_Given task:_ Reproduce all the material exactly, minus any pictures it holds.

·····

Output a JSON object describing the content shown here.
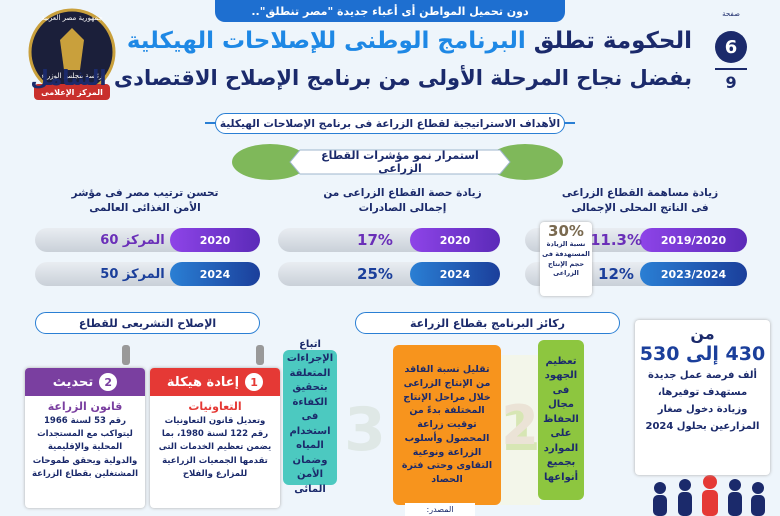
{
  "banner": "دون تحميل المواطن أى أعباء جديدة \"مصر تنطلق\"..",
  "page": {
    "label": "صفحة",
    "number": "6",
    "total": "9"
  },
  "logo": {
    "country": "جمهورية مصر العربية",
    "cabinet": "رئاسة مجلس الوزراء",
    "center": "المركز الإعلامى"
  },
  "header": {
    "title_lead": "الحكومة تطلق",
    "title_main": "البرنامج الوطنى للإصلاحات الهيكلية",
    "subtitle": "بفضل نجاح المرحلة الأولى من برنامج الإصلاح الاقتصادى الشامل"
  },
  "section_title": "الأهداف الاستراتيجية لقطاع الزراعة فى برنامج الإصلاحات الهيكلية",
  "indicators": {
    "title": "استمرار نمو مؤشرات القطاع الزراعى",
    "goals": [
      {
        "title": "زيادة مساهمة القطاع الزراعى فى الناتج المحلى الإجمالى",
        "rows": [
          {
            "period": "2019/2020",
            "value": "11.3%"
          },
          {
            "period": "2023/2024",
            "value": "12%"
          }
        ]
      },
      {
        "title": "زيادة حصة القطاع الزراعى من إجمالى الصادرات",
        "rows": [
          {
            "period": "2020",
            "value": "17%"
          },
          {
            "period": "2024",
            "value": "25%"
          }
        ]
      },
      {
        "title": "تحسن ترتيب مصر فى مؤشر الأمن الغذائى العالمى",
        "rows": [
          {
            "period": "2020",
            "value": "المركز 60"
          },
          {
            "period": "2024",
            "value": "المركز 50"
          }
        ]
      }
    ],
    "note": {
      "value": "30%",
      "text": "نسبة الزيادة المستهدفة فى حجم الإنتاج الزراعى"
    }
  },
  "legislative": {
    "title": "الإصلاح التشريعى للقطاع",
    "cards": [
      {
        "number": "1",
        "label": "إعادة هيكلة",
        "subject": "التعاونيات",
        "text": "وتعديل قانون التعاونيات رقم 122 لسنة 1980، بما يضمن تعظيم الخدمات التى تقدمها الجمعيات الزراعية للمزارع والفلاح"
      },
      {
        "number": "2",
        "label": "تحديث",
        "subject": "قانون الزراعة",
        "text": "رقم 53 لسنة 1966 ليتواكب مع المستجدات المحلية والإقليمية والدولية ويحقق طموحات المشتغلين بقطاع الزراعة"
      }
    ]
  },
  "pillars": {
    "title": "ركائز البرنامج بقطاع الزراعة",
    "items": [
      {
        "number": "1",
        "text": "تعظيم الجهود فى مجال الحفاظ على الموارد بجميع أنواعها"
      },
      {
        "number": "2",
        "text": "تقليل نسبة الفاقد من الإنتاج الزراعى خلال مراحل الإنتاج المختلفة بدءً من توقيت زراعة المحصول وأسلوب الزراعة ونوعية التقاوى وحتى فترة الحصاد"
      },
      {
        "number": "3",
        "text": "اتباع الإجراءات المتعلقة بتحقيق الكفاءة فى استخدام المياه وضمان الأمن المائى"
      }
    ]
  },
  "jobs": {
    "prefix": "من",
    "range": "430 إلى 530",
    "text": "ألف فرصة عمل جديدة مستهدف توفيرها، وزيادة دخول صغار المزارعين بحلول 2024"
  },
  "source": "المصدر:"
}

·····

_Answer for this exercise:_
Output a JSON object describing the content shown here.
{
  "banner": "دون تحميل المواطن أى أعباء جديدة \"مصر تنطلق\"..",
  "page": {
    "label": "صفحة",
    "number": "6",
    "total": "9"
  },
  "logo": {
    "country": "جمهورية مصر العربية",
    "cabinet": "رئاسة مجلس الوزراء",
    "center": "المركز الإعلامى"
  },
  "header": {
    "title_lead": "الحكومة تطلق",
    "title_main": "البرنامج الوطنى للإصلاحات الهيكلية",
    "subtitle": "بفضل نجاح المرحلة الأولى من برنامج الإصلاح الاقتصادى الشامل"
  },
  "section_title": "الأهداف الاستراتيجية لقطاع الزراعة فى برنامج الإصلاحات الهيكلية",
  "indicators": {
    "title": "استمرار نمو مؤشرات القطاع الزراعى",
    "goals": [
      {
        "title": "زيادة مساهمة القطاع الزراعى فى الناتج المحلى الإجمالى",
        "rows": [
          {
            "period": "2019/2020",
            "value": "11.3%"
          },
          {
            "period": "2023/2024",
            "value": "12%"
          }
        ]
      },
      {
        "title": "زيادة حصة القطاع الزراعى من إجمالى الصادرات",
        "rows": [
          {
            "period": "2020",
            "value": "17%"
          },
          {
            "period": "2024",
            "value": "25%"
          }
        ]
      },
      {
        "title": "تحسن ترتيب مصر فى مؤشر الأمن الغذائى العالمى",
        "rows": [
          {
            "period": "2020",
            "value": "المركز 60"
          },
          {
            "period": "2024",
            "value": "المركز 50"
          }
        ]
      }
    ],
    "note": {
      "value": "30%",
      "text": "نسبة الزيادة المستهدفة فى حجم الإنتاج الزراعى"
    }
  },
  "legislative": {
    "title": "الإصلاح التشريعى للقطاع",
    "cards": [
      {
        "number": "1",
        "label": "إعادة هيكلة",
        "subject": "التعاونيات",
        "text": "وتعديل قانون التعاونيات رقم 122 لسنة 1980، بما يضمن تعظيم الخدمات التى تقدمها الجمعيات الزراعية للمزارع والفلاح"
      },
      {
        "number": "2",
        "label": "تحديث",
        "subject": "قانون الزراعة",
        "text": "رقم 53 لسنة 1966 ليتواكب مع المستجدات المحلية والإقليمية والدولية ويحقق طموحات المشتغلين بقطاع الزراعة"
      }
    ]
  },
  "pillars": {
    "title": "ركائز البرنامج بقطاع الزراعة",
    "items": [
      {
        "number": "1",
        "text": "تعظيم الجهود فى مجال الحفاظ على الموارد بجميع أنواعها"
      },
      {
        "number": "2",
        "text": "تقليل نسبة الفاقد من الإنتاج الزراعى خلال مراحل الإنتاج المختلفة بدءً من توقيت زراعة المحصول وأسلوب الزراعة ونوعية التقاوى وحتى فترة الحصاد"
      },
      {
        "number": "3",
        "text": "اتباع الإجراءات المتعلقة بتحقيق الكفاءة فى استخدام المياه وضمان الأمن المائى"
      }
    ]
  },
  "jobs": {
    "prefix": "من",
    "range": "430 إلى 530",
    "text": "ألف فرصة عمل جديدة مستهدف توفيرها، وزيادة دخول صغار المزارعين بحلول 2024"
  },
  "source": "المصدر:"
}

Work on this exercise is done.